REQUIREMENTS – From the records below, copy every line that contains the word "carbon".

- - -

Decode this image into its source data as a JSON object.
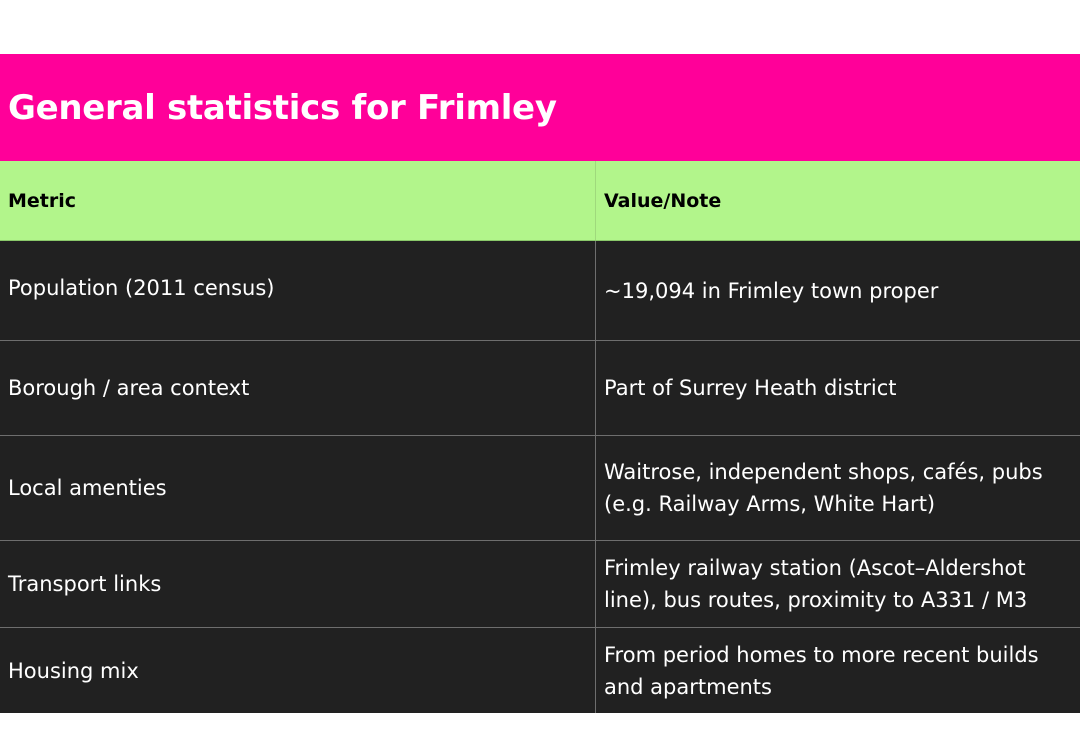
{
  "title": "General statistics for Frimley",
  "columns": [
    "Metric",
    "Value/Note"
  ],
  "rows": [
    {
      "metric": "Population (2011 census)",
      "value": "~19,094 in Frimley town proper"
    },
    {
      "metric": "Borough / area context",
      "value": "Part of Surrey Heath district"
    },
    {
      "metric": "Local amenties",
      "value": "Waitrose, independent shops, cafés, pubs (e.g. Railway Arms, White Hart)"
    },
    {
      "metric": "Transport links",
      "value": "Frimley railway station (Ascot–Aldershot line), bus routes, proximity to A331 / M3"
    },
    {
      "metric": "Housing mix",
      "value": "From period homes to more recent builds and apartments"
    }
  ],
  "colors": {
    "title_bg": "#ff0099",
    "header_bg": "#b2f58b",
    "row_bg": "#212121"
  }
}
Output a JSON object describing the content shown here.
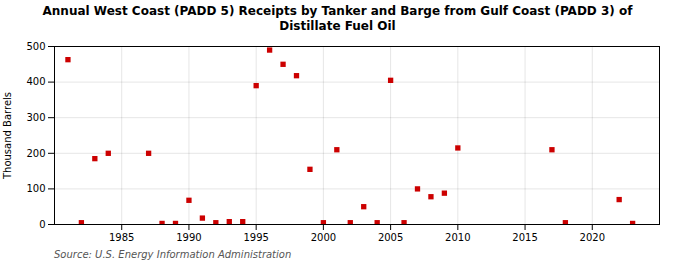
{
  "chart_data": {
    "type": "scatter",
    "title": "Annual West Coast (PADD 5) Receipts by Tanker and Barge from Gulf Coast (PADD 3) of\nDistillate Fuel Oil",
    "ylabel": "Thousand Barrels",
    "annotations": [
      "Source: U.S. Energy Information Administration"
    ],
    "x": [
      1981,
      1982,
      1983,
      1984,
      1987,
      1988,
      1989,
      1990,
      1991,
      1992,
      1993,
      1994,
      1995,
      1996,
      1997,
      1998,
      1999,
      2000,
      2001,
      2002,
      2003,
      2004,
      2005,
      2006,
      2007,
      2008,
      2009,
      2010,
      2017,
      2018,
      2022,
      2023
    ],
    "values": [
      463,
      5,
      185,
      200,
      200,
      3,
      3,
      68,
      18,
      5,
      8,
      8,
      390,
      490,
      450,
      418,
      155,
      5,
      210,
      5,
      50,
      5,
      405,
      5,
      100,
      78,
      88,
      215,
      210,
      5,
      70,
      3
    ],
    "color": "#cc0000",
    "marker": "square",
    "xlim": [
      1980,
      2025
    ],
    "ylim": [
      0,
      500
    ],
    "xticks": [
      1985,
      1990,
      1995,
      2000,
      2005,
      2010,
      2015,
      2020
    ],
    "yticks": [
      0,
      100,
      200,
      300,
      400,
      500
    ],
    "grid": true
  }
}
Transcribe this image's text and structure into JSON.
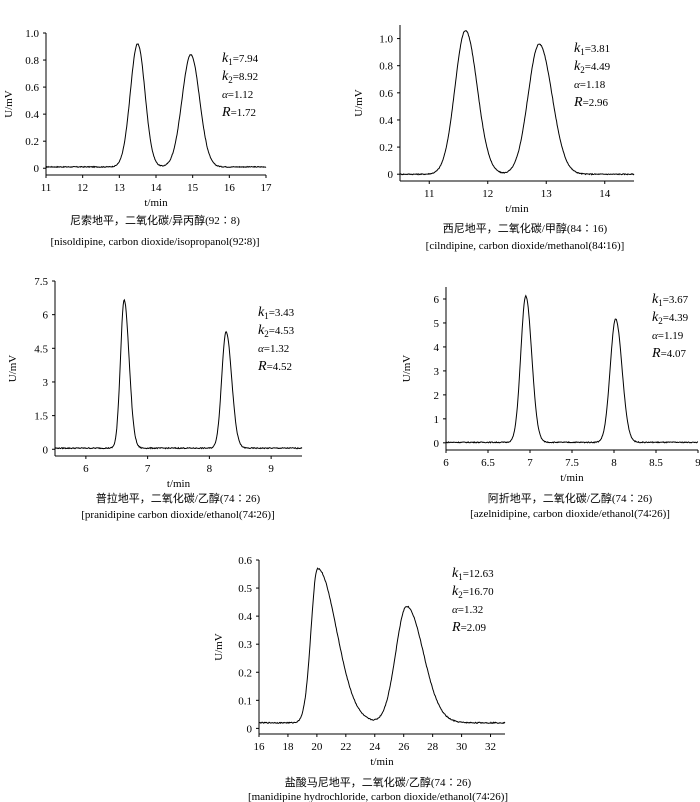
{
  "chart_data": [
    {
      "type": "line",
      "xlabel": "t/min",
      "ylabel": "U/mV",
      "xlim": [
        11,
        17
      ],
      "ylim": [
        -0.05,
        1.0
      ],
      "xticks": [
        "11",
        "12",
        "13",
        "14",
        "15",
        "16",
        "17"
      ],
      "yticks": [
        "0",
        "0.2",
        "0.4",
        "0.6",
        "0.8",
        "1.0"
      ],
      "peaks": [
        {
          "t": 13.5,
          "h": 0.91,
          "sL": 0.2,
          "sR": 0.2
        },
        {
          "t": 14.95,
          "h": 0.83,
          "sL": 0.24,
          "sR": 0.24
        }
      ],
      "baseline": 0.01,
      "annotations": [
        "k1=7.94",
        "k2=8.92",
        "α=1.12",
        "R=1.72"
      ],
      "caption_cn": "尼索地平，二氧化碳/异丙醇(92∶8)",
      "caption_en": "[nisoldipine, carbon dioxide/isopropanol(92∶8)]"
    },
    {
      "type": "line",
      "xlabel": "t/min",
      "ylabel": "U/mV",
      "xlim": [
        10.5,
        14.5
      ],
      "ylim": [
        -0.05,
        1.1
      ],
      "xticks": [
        "11",
        "12",
        "13",
        "14"
      ],
      "yticks": [
        "0",
        "0.2",
        "0.4",
        "0.6",
        "0.8",
        "1.0"
      ],
      "peaks": [
        {
          "t": 11.62,
          "h": 1.06,
          "sL": 0.18,
          "sR": 0.2
        },
        {
          "t": 12.88,
          "h": 0.96,
          "sL": 0.19,
          "sR": 0.22
        }
      ],
      "baseline": 0.0,
      "annotations": [
        "k1=3.81",
        "k2=4.49",
        "α=1.18",
        "R=2.96"
      ],
      "caption_cn": "西尼地平，二氧化碳/甲醇(84∶16)",
      "caption_en": "[cilndipine, carbon dioxide/methanol(84∶16)]"
    },
    {
      "type": "line",
      "xlabel": "t/min",
      "ylabel": "U/mV",
      "xlim": [
        5.5,
        9.5
      ],
      "ylim": [
        -0.3,
        7.5
      ],
      "xticks": [
        "6",
        "7",
        "8",
        "9"
      ],
      "yticks": [
        "0",
        "1.5",
        "3",
        "4.5",
        "6",
        "7.5"
      ],
      "peaks": [
        {
          "t": 6.62,
          "h": 6.6,
          "sL": 0.06,
          "sR": 0.08
        },
        {
          "t": 8.27,
          "h": 5.2,
          "sL": 0.07,
          "sR": 0.09
        }
      ],
      "baseline": 0.05,
      "annotations": [
        "k1=3.43",
        "k2=4.53",
        "α=1.32",
        "R=4.52"
      ],
      "caption_cn": "普拉地平，二氧化碳/乙醇(74∶26)",
      "caption_en": "[pranidipine carbon dioxide/ethanol(74∶26)]"
    },
    {
      "type": "line",
      "xlabel": "t/min",
      "ylabel": "U/mV",
      "xlim": [
        6,
        9
      ],
      "ylim": [
        -0.3,
        6.5
      ],
      "xticks": [
        "6",
        "6.5",
        "7",
        "7.5",
        "8",
        "8.5",
        "9"
      ],
      "yticks": [
        "0",
        "1",
        "2",
        "3",
        "4",
        "5",
        "6"
      ],
      "peaks": [
        {
          "t": 6.95,
          "h": 6.1,
          "sL": 0.06,
          "sR": 0.07
        },
        {
          "t": 8.02,
          "h": 5.15,
          "sL": 0.065,
          "sR": 0.075
        }
      ],
      "baseline": 0.02,
      "annotations": [
        "k1=3.67",
        "k2=4.39",
        "α=1.19",
        "R=4.07"
      ],
      "caption_cn": "阿折地平，二氧化碳/乙醇(74∶26)",
      "caption_en": "[azelnidipine, carbon dioxide/ethanol(74∶26)]"
    },
    {
      "type": "line",
      "xlabel": "t/min",
      "ylabel": "U/mV",
      "xlim": [
        16,
        33
      ],
      "ylim": [
        -0.02,
        0.6
      ],
      "xticks": [
        "16",
        "18",
        "20",
        "22",
        "24",
        "26",
        "28",
        "30",
        "32"
      ],
      "yticks": [
        "0",
        "0.1",
        "0.2",
        "0.3",
        "0.4",
        "0.5",
        "0.6"
      ],
      "peaks": [
        {
          "t": 20.05,
          "h": 0.55,
          "sL": 0.45,
          "sR": 1.3
        },
        {
          "t": 26.2,
          "h": 0.415,
          "sL": 0.75,
          "sR": 1.15
        }
      ],
      "baseline": 0.02,
      "annotations": [
        "k1=12.63",
        "k2=16.70",
        "α=1.32",
        "R=2.09"
      ],
      "caption_cn": "盐酸马尼地平，二氧化碳/乙醇(74∶26)",
      "caption_en": "[manidipine hydrochloride, carbon dioxide/ethanol(74∶26)]"
    }
  ]
}
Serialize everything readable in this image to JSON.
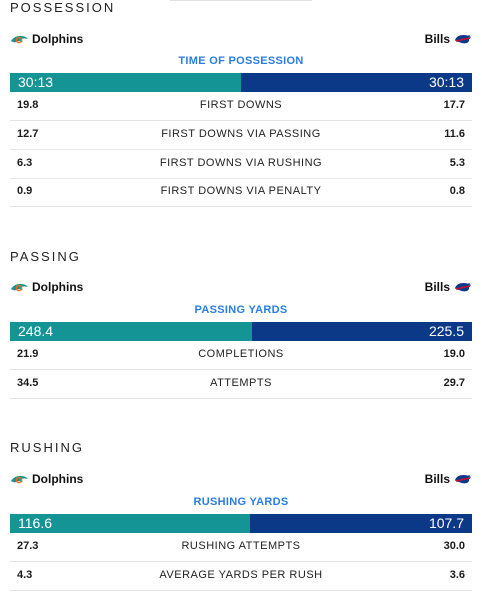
{
  "teams": {
    "left": "Dolphins",
    "right": "Bills"
  },
  "colors": {
    "dolphins": "#149494",
    "bills": "#0b3887",
    "accent": "#2a7ee0"
  },
  "possession": {
    "title": "POSSESSION",
    "metric": {
      "label": "TIME OF POSSESSION",
      "left": "30:13",
      "right": "30:13",
      "left_share": 0.5
    },
    "rows": [
      {
        "label": "FIRST DOWNS",
        "left": "19.8",
        "right": "17.7"
      },
      {
        "label": "FIRST DOWNS VIA PASSING",
        "left": "12.7",
        "right": "11.6"
      },
      {
        "label": "FIRST DOWNS VIA RUSHING",
        "left": "6.3",
        "right": "5.3"
      },
      {
        "label": "FIRST DOWNS VIA PENALTY",
        "left": "0.9",
        "right": "0.8"
      }
    ]
  },
  "passing": {
    "title": "PASSING",
    "metric": {
      "label": "PASSING YARDS",
      "left": "248.4",
      "right": "225.5",
      "left_share": 0.524
    },
    "rows": [
      {
        "label": "COMPLETIONS",
        "left": "21.9",
        "right": "19.0"
      },
      {
        "label": "ATTEMPTS",
        "left": "34.5",
        "right": "29.7"
      }
    ]
  },
  "rushing": {
    "title": "RUSHING",
    "metric": {
      "label": "RUSHING YARDS",
      "left": "116.6",
      "right": "107.7",
      "left_share": 0.52
    },
    "rows": [
      {
        "label": "RUSHING ATTEMPTS",
        "left": "27.3",
        "right": "30.0"
      },
      {
        "label": "AVERAGE YARDS PER RUSH",
        "left": "4.3",
        "right": "3.6"
      }
    ]
  }
}
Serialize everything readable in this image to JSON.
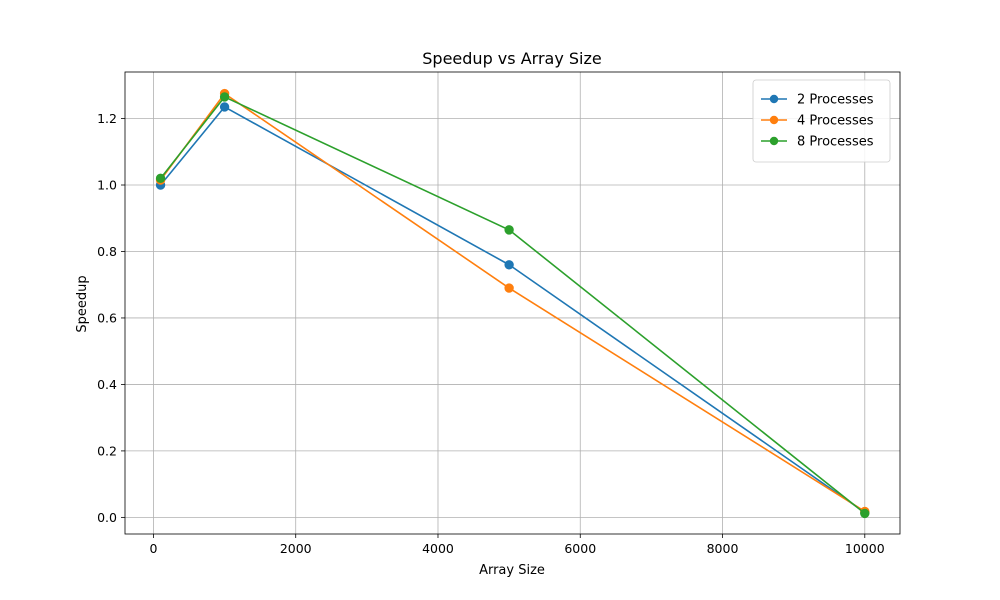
{
  "chart_data": {
    "type": "line",
    "title": "Speedup vs Array Size",
    "xlabel": "Array Size",
    "ylabel": "Speedup",
    "x": [
      100,
      1000,
      5000,
      10000
    ],
    "series": [
      {
        "name": "2 Processes",
        "color": "#1f77b4",
        "values": [
          1.0,
          1.235,
          0.76,
          0.015
        ]
      },
      {
        "name": "4 Processes",
        "color": "#ff7f0e",
        "values": [
          1.015,
          1.275,
          0.69,
          0.018
        ]
      },
      {
        "name": "8 Processes",
        "color": "#2ca02c",
        "values": [
          1.02,
          1.265,
          0.865,
          0.012
        ]
      }
    ],
    "xlim": [
      -400,
      10495
    ],
    "ylim": [
      -0.05,
      1.34
    ],
    "xticks": [
      0,
      2000,
      4000,
      6000,
      8000,
      10000
    ],
    "yticks": [
      0.0,
      0.2,
      0.4,
      0.6,
      0.8,
      1.0,
      1.2
    ],
    "xtick_labels": [
      "0",
      "2000",
      "4000",
      "6000",
      "8000",
      "10000"
    ],
    "ytick_labels": [
      "0.0",
      "0.2",
      "0.4",
      "0.6",
      "0.8",
      "1.0",
      "1.2"
    ],
    "grid": true,
    "legend_position": "top-right",
    "marker": "circle"
  }
}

- - -

RESULT OF THIS EXERCISE –
      "caption_en": "[nisoldipine, carbon dioxide/isopropanol(92∶8)]"
      "caption_en": "[cilndipine, carbon dioxide/methanol(84∶16)]"
      "caption_en": "[pranidipine carbon dioxide/ethanol(74∶26)]"
      "caption_en": "[azelnidipine, carbon dioxide/ethanol(74∶26)]"
      "caption_en": "[manidipine hydrochloride, carbon dioxide/ethanol(74∶26)]"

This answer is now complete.